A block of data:
○ ○ ○ ○

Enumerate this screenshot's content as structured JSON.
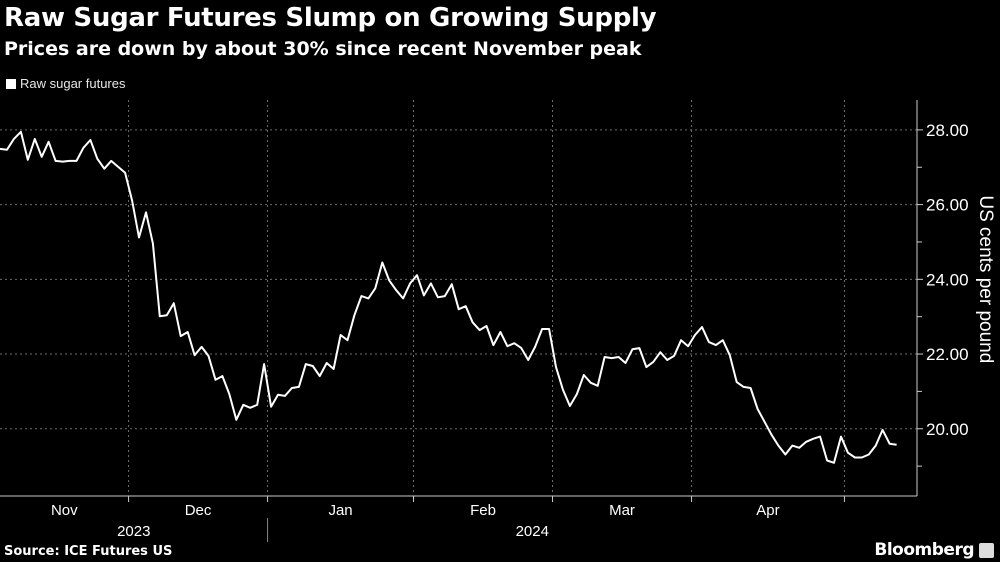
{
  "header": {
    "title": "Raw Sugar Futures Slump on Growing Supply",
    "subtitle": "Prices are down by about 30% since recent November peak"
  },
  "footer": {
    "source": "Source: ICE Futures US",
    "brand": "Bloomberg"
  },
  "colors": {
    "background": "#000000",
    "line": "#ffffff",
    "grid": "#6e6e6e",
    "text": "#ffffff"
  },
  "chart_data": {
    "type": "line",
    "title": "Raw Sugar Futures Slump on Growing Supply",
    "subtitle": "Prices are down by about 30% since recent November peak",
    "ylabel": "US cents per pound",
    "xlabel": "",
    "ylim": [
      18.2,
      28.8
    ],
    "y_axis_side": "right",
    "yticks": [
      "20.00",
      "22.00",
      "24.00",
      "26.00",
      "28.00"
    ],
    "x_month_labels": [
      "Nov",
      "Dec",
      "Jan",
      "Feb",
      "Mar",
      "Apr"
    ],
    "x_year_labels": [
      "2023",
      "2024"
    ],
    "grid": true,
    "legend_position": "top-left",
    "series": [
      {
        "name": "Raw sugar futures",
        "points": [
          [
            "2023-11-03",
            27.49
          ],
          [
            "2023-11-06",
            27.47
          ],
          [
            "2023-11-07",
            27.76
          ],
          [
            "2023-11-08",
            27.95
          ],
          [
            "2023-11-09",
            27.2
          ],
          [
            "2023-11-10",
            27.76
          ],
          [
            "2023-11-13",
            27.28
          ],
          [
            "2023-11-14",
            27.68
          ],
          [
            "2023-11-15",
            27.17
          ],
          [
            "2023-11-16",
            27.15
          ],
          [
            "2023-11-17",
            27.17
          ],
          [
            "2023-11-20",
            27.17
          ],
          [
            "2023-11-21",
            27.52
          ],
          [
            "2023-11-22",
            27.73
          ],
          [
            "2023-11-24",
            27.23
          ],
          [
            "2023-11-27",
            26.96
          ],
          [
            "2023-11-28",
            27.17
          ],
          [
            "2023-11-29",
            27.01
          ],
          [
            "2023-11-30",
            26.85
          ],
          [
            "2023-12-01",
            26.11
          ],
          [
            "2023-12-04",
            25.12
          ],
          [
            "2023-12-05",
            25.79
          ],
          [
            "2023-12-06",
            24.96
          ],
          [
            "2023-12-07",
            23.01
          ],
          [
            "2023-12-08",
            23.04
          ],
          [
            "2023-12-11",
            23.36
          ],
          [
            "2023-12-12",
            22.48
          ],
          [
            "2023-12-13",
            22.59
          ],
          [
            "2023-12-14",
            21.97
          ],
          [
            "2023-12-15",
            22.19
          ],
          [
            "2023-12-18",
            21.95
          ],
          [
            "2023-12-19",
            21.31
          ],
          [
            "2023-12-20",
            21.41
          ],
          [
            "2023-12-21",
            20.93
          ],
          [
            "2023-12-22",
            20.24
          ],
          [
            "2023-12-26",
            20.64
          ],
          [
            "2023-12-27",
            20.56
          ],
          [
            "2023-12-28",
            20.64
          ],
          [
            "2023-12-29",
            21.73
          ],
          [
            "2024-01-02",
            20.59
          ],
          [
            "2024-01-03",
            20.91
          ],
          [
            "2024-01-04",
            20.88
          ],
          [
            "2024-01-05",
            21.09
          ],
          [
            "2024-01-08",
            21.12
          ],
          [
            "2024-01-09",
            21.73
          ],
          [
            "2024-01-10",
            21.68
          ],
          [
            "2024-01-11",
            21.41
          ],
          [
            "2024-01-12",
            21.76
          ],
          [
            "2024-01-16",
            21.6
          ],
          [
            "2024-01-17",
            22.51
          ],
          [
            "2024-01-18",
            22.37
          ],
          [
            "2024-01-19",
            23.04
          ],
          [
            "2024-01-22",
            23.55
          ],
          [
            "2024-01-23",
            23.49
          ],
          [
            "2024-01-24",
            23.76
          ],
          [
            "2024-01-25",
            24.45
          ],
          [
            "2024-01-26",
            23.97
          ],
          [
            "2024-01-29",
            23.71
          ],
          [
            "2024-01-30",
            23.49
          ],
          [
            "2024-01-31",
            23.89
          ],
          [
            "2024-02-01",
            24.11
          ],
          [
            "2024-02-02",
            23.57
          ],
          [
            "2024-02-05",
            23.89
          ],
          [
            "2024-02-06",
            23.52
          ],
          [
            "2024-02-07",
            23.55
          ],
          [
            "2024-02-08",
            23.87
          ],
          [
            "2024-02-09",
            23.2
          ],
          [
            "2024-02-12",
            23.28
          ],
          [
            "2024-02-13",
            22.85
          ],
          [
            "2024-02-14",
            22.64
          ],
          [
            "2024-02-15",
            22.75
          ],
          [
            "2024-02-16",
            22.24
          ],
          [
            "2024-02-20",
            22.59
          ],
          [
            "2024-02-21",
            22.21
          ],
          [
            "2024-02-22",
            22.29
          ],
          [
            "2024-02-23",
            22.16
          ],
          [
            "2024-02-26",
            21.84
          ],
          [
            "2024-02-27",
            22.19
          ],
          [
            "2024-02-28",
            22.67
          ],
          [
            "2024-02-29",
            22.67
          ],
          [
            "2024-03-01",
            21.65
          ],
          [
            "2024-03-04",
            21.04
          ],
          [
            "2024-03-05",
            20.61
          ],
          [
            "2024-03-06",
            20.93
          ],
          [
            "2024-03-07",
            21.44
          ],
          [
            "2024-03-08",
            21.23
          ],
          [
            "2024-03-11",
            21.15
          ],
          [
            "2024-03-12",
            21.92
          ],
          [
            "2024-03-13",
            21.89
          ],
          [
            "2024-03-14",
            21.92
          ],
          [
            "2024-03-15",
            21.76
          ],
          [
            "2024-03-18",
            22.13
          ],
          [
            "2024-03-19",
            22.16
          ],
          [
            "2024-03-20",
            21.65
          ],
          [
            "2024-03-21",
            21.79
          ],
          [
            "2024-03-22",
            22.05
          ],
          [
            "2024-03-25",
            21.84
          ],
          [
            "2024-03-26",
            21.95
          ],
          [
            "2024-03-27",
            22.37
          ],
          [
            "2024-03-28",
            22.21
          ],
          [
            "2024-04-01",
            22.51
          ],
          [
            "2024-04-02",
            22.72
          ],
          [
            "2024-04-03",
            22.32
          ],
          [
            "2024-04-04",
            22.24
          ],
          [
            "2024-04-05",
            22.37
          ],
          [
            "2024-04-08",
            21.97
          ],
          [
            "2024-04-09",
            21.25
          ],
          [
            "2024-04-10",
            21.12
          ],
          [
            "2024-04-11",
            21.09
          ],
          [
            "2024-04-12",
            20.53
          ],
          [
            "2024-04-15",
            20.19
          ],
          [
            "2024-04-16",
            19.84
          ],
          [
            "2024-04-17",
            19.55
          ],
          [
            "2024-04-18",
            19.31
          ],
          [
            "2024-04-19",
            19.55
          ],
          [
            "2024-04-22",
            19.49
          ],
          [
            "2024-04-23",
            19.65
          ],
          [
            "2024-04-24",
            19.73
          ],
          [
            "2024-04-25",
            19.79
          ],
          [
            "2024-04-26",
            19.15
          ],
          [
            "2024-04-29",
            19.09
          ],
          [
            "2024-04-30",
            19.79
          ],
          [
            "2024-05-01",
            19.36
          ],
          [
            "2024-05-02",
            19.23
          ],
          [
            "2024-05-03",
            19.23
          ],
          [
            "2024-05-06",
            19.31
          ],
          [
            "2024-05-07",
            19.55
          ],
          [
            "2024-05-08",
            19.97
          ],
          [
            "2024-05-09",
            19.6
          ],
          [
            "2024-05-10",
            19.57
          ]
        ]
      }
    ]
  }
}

○ ○ ○ ○

What needs to be done: Return the entries unchanged, save for the pictures, which do not belong in the copy.

Complete output:
Enumerate this screenshot's content as structured JSON.
{
  "header": {
    "title": "Raw Sugar Futures Slump on Growing Supply",
    "subtitle": "Prices are down by about 30% since recent November peak"
  },
  "footer": {
    "source": "Source: ICE Futures US",
    "brand": "Bloomberg"
  },
  "colors": {
    "background": "#000000",
    "line": "#ffffff",
    "grid": "#6e6e6e",
    "text": "#ffffff"
  },
  "chart_data": {
    "type": "line",
    "title": "Raw Sugar Futures Slump on Growing Supply",
    "subtitle": "Prices are down by about 30% since recent November peak",
    "ylabel": "US cents per pound",
    "xlabel": "",
    "ylim": [
      18.2,
      28.8
    ],
    "y_axis_side": "right",
    "yticks": [
      "20.00",
      "22.00",
      "24.00",
      "26.00",
      "28.00"
    ],
    "x_month_labels": [
      "Nov",
      "Dec",
      "Jan",
      "Feb",
      "Mar",
      "Apr"
    ],
    "x_year_labels": [
      "2023",
      "2024"
    ],
    "grid": true,
    "legend_position": "top-left",
    "series": [
      {
        "name": "Raw sugar futures",
        "points": [
          [
            "2023-11-03",
            27.49
          ],
          [
            "2023-11-06",
            27.47
          ],
          [
            "2023-11-07",
            27.76
          ],
          [
            "2023-11-08",
            27.95
          ],
          [
            "2023-11-09",
            27.2
          ],
          [
            "2023-11-10",
            27.76
          ],
          [
            "2023-11-13",
            27.28
          ],
          [
            "2023-11-14",
            27.68
          ],
          [
            "2023-11-15",
            27.17
          ],
          [
            "2023-11-16",
            27.15
          ],
          [
            "2023-11-17",
            27.17
          ],
          [
            "2023-11-20",
            27.17
          ],
          [
            "2023-11-21",
            27.52
          ],
          [
            "2023-11-22",
            27.73
          ],
          [
            "2023-11-24",
            27.23
          ],
          [
            "2023-11-27",
            26.96
          ],
          [
            "2023-11-28",
            27.17
          ],
          [
            "2023-11-29",
            27.01
          ],
          [
            "2023-11-30",
            26.85
          ],
          [
            "2023-12-01",
            26.11
          ],
          [
            "2023-12-04",
            25.12
          ],
          [
            "2023-12-05",
            25.79
          ],
          [
            "2023-12-06",
            24.96
          ],
          [
            "2023-12-07",
            23.01
          ],
          [
            "2023-12-08",
            23.04
          ],
          [
            "2023-12-11",
            23.36
          ],
          [
            "2023-12-12",
            22.48
          ],
          [
            "2023-12-13",
            22.59
          ],
          [
            "2023-12-14",
            21.97
          ],
          [
            "2023-12-15",
            22.19
          ],
          [
            "2023-12-18",
            21.95
          ],
          [
            "2023-12-19",
            21.31
          ],
          [
            "2023-12-20",
            21.41
          ],
          [
            "2023-12-21",
            20.93
          ],
          [
            "2023-12-22",
            20.24
          ],
          [
            "2023-12-26",
            20.64
          ],
          [
            "2023-12-27",
            20.56
          ],
          [
            "2023-12-28",
            20.64
          ],
          [
            "2023-12-29",
            21.73
          ],
          [
            "2024-01-02",
            20.59
          ],
          [
            "2024-01-03",
            20.91
          ],
          [
            "2024-01-04",
            20.88
          ],
          [
            "2024-01-05",
            21.09
          ],
          [
            "2024-01-08",
            21.12
          ],
          [
            "2024-01-09",
            21.73
          ],
          [
            "2024-01-10",
            21.68
          ],
          [
            "2024-01-11",
            21.41
          ],
          [
            "2024-01-12",
            21.76
          ],
          [
            "2024-01-16",
            21.6
          ],
          [
            "2024-01-17",
            22.51
          ],
          [
            "2024-01-18",
            22.37
          ],
          [
            "2024-01-19",
            23.04
          ],
          [
            "2024-01-22",
            23.55
          ],
          [
            "2024-01-23",
            23.49
          ],
          [
            "2024-01-24",
            23.76
          ],
          [
            "2024-01-25",
            24.45
          ],
          [
            "2024-01-26",
            23.97
          ],
          [
            "2024-01-29",
            23.71
          ],
          [
            "2024-01-30",
            23.49
          ],
          [
            "2024-01-31",
            23.89
          ],
          [
            "2024-02-01",
            24.11
          ],
          [
            "2024-02-02",
            23.57
          ],
          [
            "2024-02-05",
            23.89
          ],
          [
            "2024-02-06",
            23.52
          ],
          [
            "2024-02-07",
            23.55
          ],
          [
            "2024-02-08",
            23.87
          ],
          [
            "2024-02-09",
            23.2
          ],
          [
            "2024-02-12",
            23.28
          ],
          [
            "2024-02-13",
            22.85
          ],
          [
            "2024-02-14",
            22.64
          ],
          [
            "2024-02-15",
            22.75
          ],
          [
            "2024-02-16",
            22.24
          ],
          [
            "2024-02-20",
            22.59
          ],
          [
            "2024-02-21",
            22.21
          ],
          [
            "2024-02-22",
            22.29
          ],
          [
            "2024-02-23",
            22.16
          ],
          [
            "2024-02-26",
            21.84
          ],
          [
            "2024-02-27",
            22.19
          ],
          [
            "2024-02-28",
            22.67
          ],
          [
            "2024-02-29",
            22.67
          ],
          [
            "2024-03-01",
            21.65
          ],
          [
            "2024-03-04",
            21.04
          ],
          [
            "2024-03-05",
            20.61
          ],
          [
            "2024-03-06",
            20.93
          ],
          [
            "2024-03-07",
            21.44
          ],
          [
            "2024-03-08",
            21.23
          ],
          [
            "2024-03-11",
            21.15
          ],
          [
            "2024-03-12",
            21.92
          ],
          [
            "2024-03-13",
            21.89
          ],
          [
            "2024-03-14",
            21.92
          ],
          [
            "2024-03-15",
            21.76
          ],
          [
            "2024-03-18",
            22.13
          ],
          [
            "2024-03-19",
            22.16
          ],
          [
            "2024-03-20",
            21.65
          ],
          [
            "2024-03-21",
            21.79
          ],
          [
            "2024-03-22",
            22.05
          ],
          [
            "2024-03-25",
            21.84
          ],
          [
            "2024-03-26",
            21.95
          ],
          [
            "2024-03-27",
            22.37
          ],
          [
            "2024-03-28",
            22.21
          ],
          [
            "2024-04-01",
            22.51
          ],
          [
            "2024-04-02",
            22.72
          ],
          [
            "2024-04-03",
            22.32
          ],
          [
            "2024-04-04",
            22.24
          ],
          [
            "2024-04-05",
            22.37
          ],
          [
            "2024-04-08",
            21.97
          ],
          [
            "2024-04-09",
            21.25
          ],
          [
            "2024-04-10",
            21.12
          ],
          [
            "2024-04-11",
            21.09
          ],
          [
            "2024-04-12",
            20.53
          ],
          [
            "2024-04-15",
            20.19
          ],
          [
            "2024-04-16",
            19.84
          ],
          [
            "2024-04-17",
            19.55
          ],
          [
            "2024-04-18",
            19.31
          ],
          [
            "2024-04-19",
            19.55
          ],
          [
            "2024-04-22",
            19.49
          ],
          [
            "2024-04-23",
            19.65
          ],
          [
            "2024-04-24",
            19.73
          ],
          [
            "2024-04-25",
            19.79
          ],
          [
            "2024-04-26",
            19.15
          ],
          [
            "2024-04-29",
            19.09
          ],
          [
            "2024-04-30",
            19.79
          ],
          [
            "2024-05-01",
            19.36
          ],
          [
            "2024-05-02",
            19.23
          ],
          [
            "2024-05-03",
            19.23
          ],
          [
            "2024-05-06",
            19.31
          ],
          [
            "2024-05-07",
            19.55
          ],
          [
            "2024-05-08",
            19.97
          ],
          [
            "2024-05-09",
            19.6
          ],
          [
            "2024-05-10",
            19.57
          ]
        ]
      }
    ]
  }
}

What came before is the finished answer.